▶ [PROBLEM DETAILS] Tally the lines below that include "files" and give only the total.

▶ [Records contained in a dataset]
════════════════════

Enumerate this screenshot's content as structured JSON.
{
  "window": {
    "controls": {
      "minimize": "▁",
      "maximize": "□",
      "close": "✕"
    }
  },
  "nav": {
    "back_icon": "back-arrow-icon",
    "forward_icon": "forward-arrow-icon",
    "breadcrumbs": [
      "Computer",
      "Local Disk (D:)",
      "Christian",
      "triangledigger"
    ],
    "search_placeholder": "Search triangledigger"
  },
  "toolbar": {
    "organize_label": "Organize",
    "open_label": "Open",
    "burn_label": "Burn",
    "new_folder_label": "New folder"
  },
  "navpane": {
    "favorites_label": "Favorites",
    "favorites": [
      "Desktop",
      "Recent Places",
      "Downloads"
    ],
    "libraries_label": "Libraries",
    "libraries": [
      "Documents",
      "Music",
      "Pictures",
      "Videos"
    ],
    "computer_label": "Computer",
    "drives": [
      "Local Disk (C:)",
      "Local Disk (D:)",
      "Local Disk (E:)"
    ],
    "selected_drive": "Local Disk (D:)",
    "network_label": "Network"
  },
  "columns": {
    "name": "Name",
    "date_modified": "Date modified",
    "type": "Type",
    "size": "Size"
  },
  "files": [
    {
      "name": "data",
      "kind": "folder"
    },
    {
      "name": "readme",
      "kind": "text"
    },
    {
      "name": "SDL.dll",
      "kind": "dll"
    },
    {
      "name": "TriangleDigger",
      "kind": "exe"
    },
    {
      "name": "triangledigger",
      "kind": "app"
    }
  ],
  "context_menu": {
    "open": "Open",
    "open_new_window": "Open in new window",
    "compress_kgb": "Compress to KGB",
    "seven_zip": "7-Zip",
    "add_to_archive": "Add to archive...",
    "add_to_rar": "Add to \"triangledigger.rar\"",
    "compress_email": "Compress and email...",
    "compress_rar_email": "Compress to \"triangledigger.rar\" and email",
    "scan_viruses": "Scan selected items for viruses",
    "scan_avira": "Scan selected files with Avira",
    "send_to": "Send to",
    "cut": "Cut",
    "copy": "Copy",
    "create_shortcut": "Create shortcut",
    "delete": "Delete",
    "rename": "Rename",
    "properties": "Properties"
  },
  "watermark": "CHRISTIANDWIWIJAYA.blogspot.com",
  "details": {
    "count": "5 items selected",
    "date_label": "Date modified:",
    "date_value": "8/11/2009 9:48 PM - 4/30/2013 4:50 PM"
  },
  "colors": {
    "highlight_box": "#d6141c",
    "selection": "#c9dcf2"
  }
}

════════════════════

▶ [WRITTEN REPLY] 2